--- START OF Records shown ---

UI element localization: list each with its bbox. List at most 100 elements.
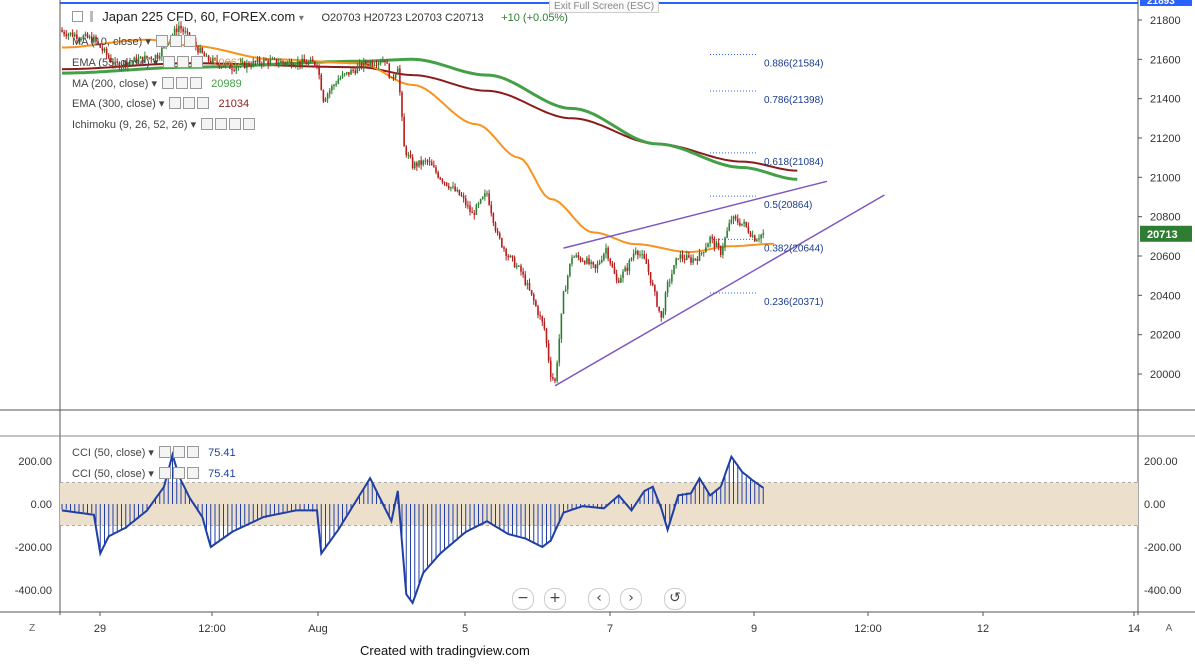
candle-body <box>214 58 216 60</box>
candle-body <box>532 294 535 301</box>
candle-body <box>258 58 261 64</box>
eye-icon[interactable] <box>159 467 172 479</box>
candle-body <box>641 254 643 256</box>
eye-icon[interactable] <box>169 97 182 109</box>
fib-level-label: 0.786(21398) <box>764 95 824 106</box>
candle-body <box>263 59 265 65</box>
candle-body <box>86 33 89 38</box>
candle-body <box>180 25 182 29</box>
candle-body <box>435 167 437 173</box>
top-price-tag <box>1140 0 1192 6</box>
candle-body <box>233 70 235 72</box>
candle-body <box>129 62 131 64</box>
candle-body <box>292 66 295 68</box>
candle-body <box>518 265 520 267</box>
chevron-down-icon[interactable]: ▾ <box>151 78 158 90</box>
legend-cci-2[interactable]: CCI (50, close) ▾ 75.41 <box>72 467 236 480</box>
candle-body <box>573 256 575 258</box>
zoom-in-button[interactable]: + <box>544 588 566 610</box>
scroll-right-button[interactable]: › <box>620 588 642 610</box>
close-icon[interactable] <box>243 118 256 130</box>
candle-body <box>681 254 684 259</box>
fib-level-label: 0.618(21084) <box>764 157 824 168</box>
candle-body <box>365 61 367 64</box>
gear-icon[interactable] <box>177 56 190 68</box>
candle-body <box>139 56 142 59</box>
braces-icon[interactable] <box>229 118 242 130</box>
candle-body <box>360 63 363 68</box>
close-icon[interactable] <box>190 77 203 89</box>
close-icon[interactable] <box>187 446 200 458</box>
close-icon[interactable] <box>191 56 204 68</box>
chevron-down-icon[interactable]: ▾ <box>190 119 197 131</box>
legend-ema300[interactable]: EMA (300, close) ▾ 21034 <box>72 97 249 110</box>
candle-body <box>624 267 626 272</box>
candle-body <box>484 193 486 197</box>
close-icon[interactable] <box>187 467 200 479</box>
candle-body <box>685 255 688 260</box>
candle-body <box>719 246 722 255</box>
candle-body <box>152 58 155 60</box>
legend-ema55[interactable]: EMA (55, close) ▾ 20662 <box>72 56 243 69</box>
symbol-name[interactable]: Japan 225 CFD <box>102 9 194 24</box>
candle-body <box>664 292 667 312</box>
candle-body <box>450 187 452 189</box>
eye-icon[interactable] <box>159 446 172 458</box>
reset-chart-button[interactable]: ↺ <box>664 588 686 610</box>
scroll-left-button[interactable]: ‹ <box>588 588 610 610</box>
close-icon[interactable] <box>183 35 196 47</box>
candle-body <box>409 154 412 158</box>
candle-body <box>596 264 599 269</box>
fib-levels: 0.886(21584) 0.786(21398) 0.618(21084) 0.5(… <box>710 53 824 308</box>
candle-body <box>749 232 752 237</box>
candle-body <box>543 321 546 329</box>
price-tick-label: 21800 <box>1150 15 1181 27</box>
candle-body <box>424 160 427 162</box>
gear-icon[interactable] <box>176 77 189 89</box>
legend-cci-1[interactable]: CCI (50, close) ▾ 75.41 <box>72 446 236 459</box>
candle-body <box>571 257 573 264</box>
gear-icon[interactable] <box>183 97 196 109</box>
chevron-down-icon[interactable]: ▾ <box>152 57 159 69</box>
candle-body <box>386 62 388 64</box>
legend-ichimoku[interactable]: Ichimoku (9, 26, 52, 26) ▾ <box>72 118 256 131</box>
candle-body <box>182 28 184 32</box>
eye-icon[interactable] <box>155 35 168 47</box>
candle-body <box>522 271 524 275</box>
legend-value: 20989 <box>211 78 242 90</box>
candle-body <box>688 255 690 258</box>
source-menu-icon[interactable]: ▾ <box>298 13 304 24</box>
candle-body <box>337 79 340 84</box>
eye-icon[interactable] <box>163 56 176 68</box>
collapse-icon[interactable] <box>72 11 83 22</box>
candle-body <box>407 154 410 156</box>
candle-body <box>384 60 386 63</box>
fib-level-label: 0.886(21584) <box>764 58 824 69</box>
chevron-down-icon[interactable]: ▾ <box>158 98 165 110</box>
zoom-out-button[interactable]: − <box>512 588 534 610</box>
gear-icon[interactable] <box>173 446 186 458</box>
chevron-down-icon[interactable]: ▾ <box>148 447 154 459</box>
chevron-down-icon[interactable]: ▾ <box>148 468 154 480</box>
legend-ma200[interactable]: MA (200, close) ▾ 20989 <box>72 77 242 90</box>
candle-body <box>594 264 597 269</box>
eye-icon[interactable] <box>201 118 214 130</box>
exit-fullscreen-button[interactable]: Exit Full Screen (ESC) <box>549 1 660 13</box>
candle-body <box>728 223 731 231</box>
gear-icon[interactable] <box>173 467 186 479</box>
symbol-interval[interactable]: 60 <box>200 9 216 24</box>
gear-icon[interactable] <box>169 35 182 47</box>
legend-ma10[interactable]: MA (10, close) ▾ <box>72 35 202 48</box>
gear-icon[interactable] <box>215 118 228 130</box>
candle-body <box>762 233 765 235</box>
auto-scale-button[interactable]: A <box>1165 623 1173 634</box>
candle-body <box>709 236 711 244</box>
chevron-down-icon[interactable]: ▾ <box>145 36 151 48</box>
price-tick-label: 21000 <box>1150 172 1181 184</box>
candle-body <box>747 226 750 233</box>
eye-icon[interactable] <box>162 77 175 89</box>
candle-body <box>626 267 629 271</box>
candle-body <box>560 313 563 339</box>
close-icon[interactable] <box>197 97 210 109</box>
zoom-toggle-button[interactable]: Z <box>28 623 36 634</box>
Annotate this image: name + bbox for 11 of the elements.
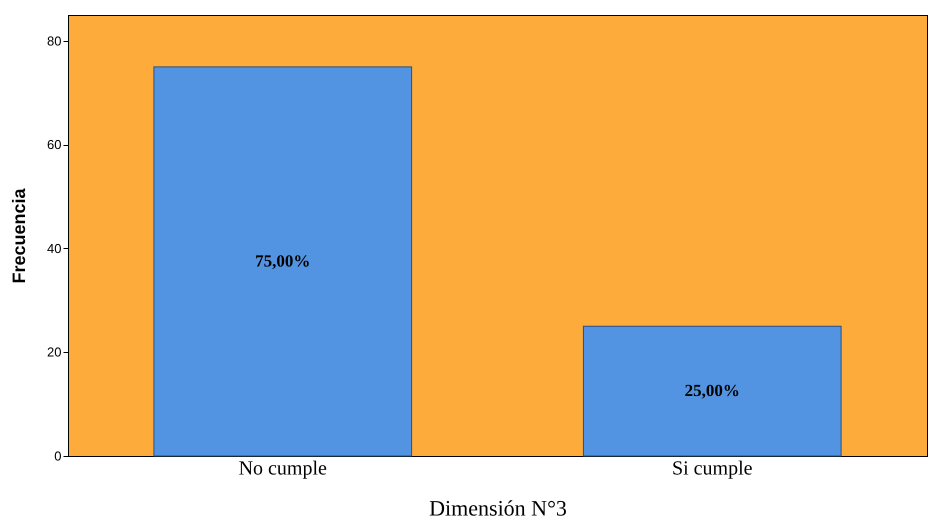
data-label: 75,00% — [255, 251, 310, 270]
y-tick-label: 20 — [47, 344, 62, 360]
y-tick-label: 60 — [47, 137, 62, 152]
y-axis-title: Frecuencia — [9, 187, 30, 284]
y-tick-label: 0 — [54, 448, 62, 464]
x-tick-label: No cumple — [238, 458, 328, 480]
x-tick-label: Si cumple — [672, 458, 753, 480]
y-tick-label: 80 — [47, 33, 62, 48]
x-axis-title: Dimensión N°3 — [429, 496, 567, 520]
y-tick-label: 40 — [47, 240, 62, 256]
data-label: 25,00% — [684, 381, 740, 400]
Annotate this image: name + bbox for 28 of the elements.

--- END OF Records shown ---

» **Problem to solve**:
Retype the stretch of records from the line containing "candle-body <box>214 58 216 60</box>" through the line containing "fib-level-label: 0.786(21398) <box>764", keeping every character as it appears, and give only those lines.

» **Final result**:
candle-body <box>214 58 216 60</box>
candle-body <box>532 294 535 301</box>
candle-body <box>258 58 261 64</box>
eye-icon[interactable] <box>159 467 172 479</box>
candle-body <box>641 254 643 256</box>
eye-icon[interactable] <box>169 97 182 109</box>
fib-level-label: 0.786(21398) <box>764 95 824 106</box>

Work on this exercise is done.